▸ What the task requires
Exclude any images and output the remaining records exactly.

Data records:
• • •
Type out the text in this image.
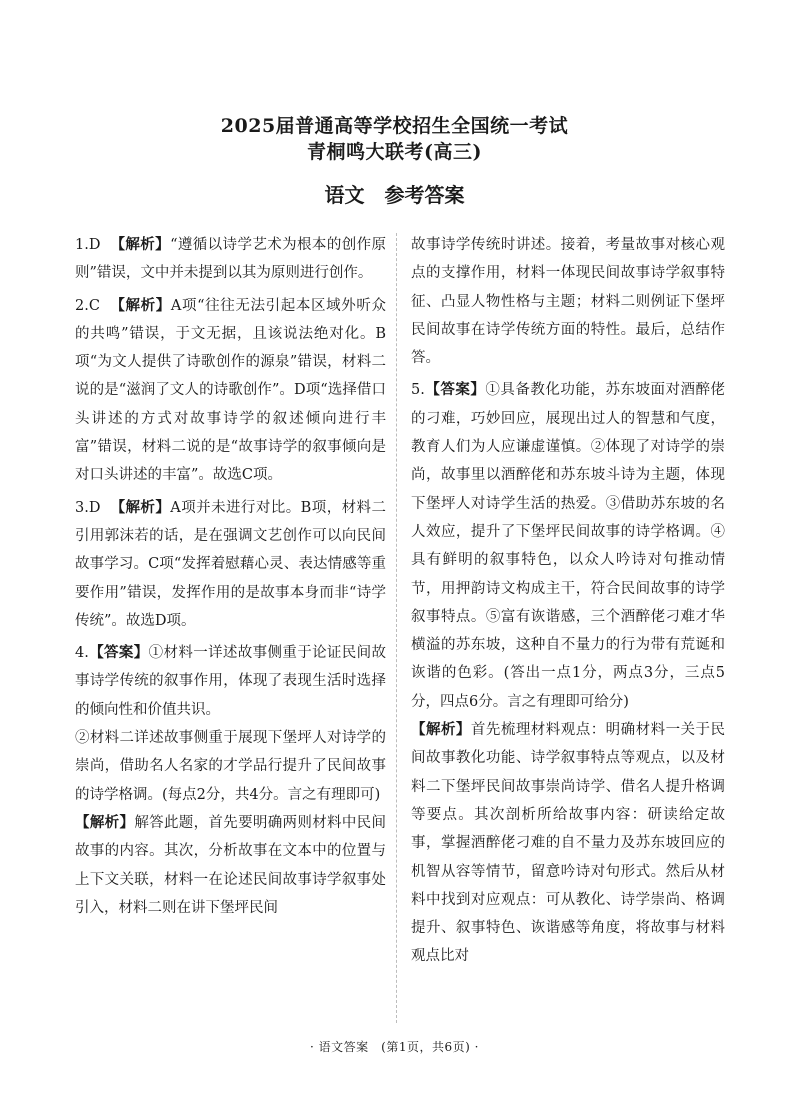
2025届普通高等学校招生全国统一考试
青桐鸣大联考(高三)
语文　参考答案

1.D 【解析】“遵循以诗学艺术为根本的创作原则”错误，文中并未提到以其为原则进行创作。

2.C 【解析】A项“往往无法引起本区域外听众的共鸣”错误，于文无据，且该说法绝对化。B项“为文人提供了诗歌创作的源泉”错误，材料二说的是“滋润了文人的诗歌创作”。D项“选择借口头讲述的方式对故事诗学的叙述倾向进行丰富”错误，材料二说的是“故事诗学的叙事倾向是对口头讲述的丰富”。故选C项。

3.D 【解析】A项并未进行对比。B项，材料二引用郭沫若的话，是在强调文艺创作可以向民间故事学习。C项“发挥着慰藉心灵、表达情感等重要作用”错误，发挥作用的是故事本身而非“诗学传统”。故选D项。

4.【答案】①材料一详述故事侧重于论证民间故事诗学传统的叙事作用，体现了表现生活时选择的倾向性和价值共识。

②材料二详述故事侧重于展现下堡坪人对诗学的崇尚，借助名人名家的才学品行提升了民间故事的诗学格调。(每点2分，共4分。言之有理即可)

【解析】解答此题，首先要明确两则材料中民间故事的内容。其次，分析故事在文本中的位置与上下文关联，材料一在论述民间故事诗学叙事处引入，材料二则在讲下堡坪民间

故事诗学传统时讲述。接着，考量故事对核心观点的支撑作用，材料一体现民间故事诗学叙事特征、凸显人物性格与主题；材料二则例证下堡坪民间故事在诗学传统方面的特性。最后，总结作答。

5.【答案】①具备教化功能，苏东坡面对酒醉佬的刁难，巧妙回应，展现出过人的智慧和气度，教育人们为人应谦虚谨慎。②体现了对诗学的崇尚，故事里以酒醉佬和苏东坡斗诗为主题，体现下堡坪人对诗学生活的热爱。③借助苏东坡的名人效应，提升了下堡坪民间故事的诗学格调。④具有鲜明的叙事特色，以众人吟诗对句推动情节，用押韵诗文构成主干，符合民间故事的诗学叙事特点。⑤富有诙谐感，三个酒醉佬刁难才华横溢的苏东坡，这种自不量力的行为带有荒诞和诙谐的色彩。(答出一点1分，两点3分，三点5分，四点6分。言之有理即可给分)

【解析】首先梳理材料观点：明确材料一关于民间故事教化功能、诗学叙事特点等观点，以及材料二下堡坪民间故事崇尚诗学、借名人提升格调等要点。其次剖析所给故事内容：研读给定故事，掌握酒醉佬刁难的自不量力及苏东坡回应的机智从容等情节，留意吟诗对句形式。然后从材料中找到对应观点：可从教化、诗学崇尚、格调提升、叙事特色、诙谐感等角度，将故事与材料观点比对

· 语文答案　(第1页，共6页) ·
• • •
▸ Task answer
Type out the text in this image.
2025届普通高等学校招生全国统一考试
青桐鸣大联考(高三)
语文　参考答案

1.D 【解析】“遵循以诗学艺术为根本的创作原则”错误，文中并未提到以其为原则进行创作。

2.C 【解析】A项“往往无法引起本区域外听众的共鸣”错误，于文无据，且该说法绝对化。B项“为文人提供了诗歌创作的源泉”错误，材料二说的是“滋润了文人的诗歌创作”。D项“选择借口头讲述的方式对故事诗学的叙述倾向进行丰富”错误，材料二说的是“故事诗学的叙事倾向是对口头讲述的丰富”。故选C项。

3.D 【解析】A项并未进行对比。B项，材料二引用郭沫若的话，是在强调文艺创作可以向民间故事学习。C项“发挥着慰藉心灵、表达情感等重要作用”错误，发挥作用的是故事本身而非“诗学传统”。故选D项。

4.【答案】①材料一详述故事侧重于论证民间故事诗学传统的叙事作用，体现了表现生活时选择的倾向性和价值共识。

②材料二详述故事侧重于展现下堡坪人对诗学的崇尚，借助名人名家的才学品行提升了民间故事的诗学格调。(每点2分，共4分。言之有理即可)

【解析】解答此题，首先要明确两则材料中民间故事的内容。其次，分析故事在文本中的位置与上下文关联，材料一在论述民间故事诗学叙事处引入，材料二则在讲下堡坪民间

故事诗学传统时讲述。接着，考量故事对核心观点的支撑作用，材料一体现民间故事诗学叙事特征、凸显人物性格与主题；材料二则例证下堡坪民间故事在诗学传统方面的特性。最后，总结作答。

5.【答案】①具备教化功能，苏东坡面对酒醉佬的刁难，巧妙回应，展现出过人的智慧和气度，教育人们为人应谦虚谨慎。②体现了对诗学的崇尚，故事里以酒醉佬和苏东坡斗诗为主题，体现下堡坪人对诗学生活的热爱。③借助苏东坡的名人效应，提升了下堡坪民间故事的诗学格调。④具有鲜明的叙事特色，以众人吟诗对句推动情节，用押韵诗文构成主干，符合民间故事的诗学叙事特点。⑤富有诙谐感，三个酒醉佬刁难才华横溢的苏东坡，这种自不量力的行为带有荒诞和诙谐的色彩。(答出一点1分，两点3分，三点5分，四点6分。言之有理即可给分)

【解析】首先梳理材料观点：明确材料一关于民间故事教化功能、诗学叙事特点等观点，以及材料二下堡坪民间故事崇尚诗学、借名人提升格调等要点。其次剖析所给故事内容：研读给定故事，掌握酒醉佬刁难的自不量力及苏东坡回应的机智从容等情节，留意吟诗对句形式。然后从材料中找到对应观点：可从教化、诗学崇尚、格调提升、叙事特色、诙谐感等角度，将故事与材料观点比对

· 语文答案　(第1页，共6页) ·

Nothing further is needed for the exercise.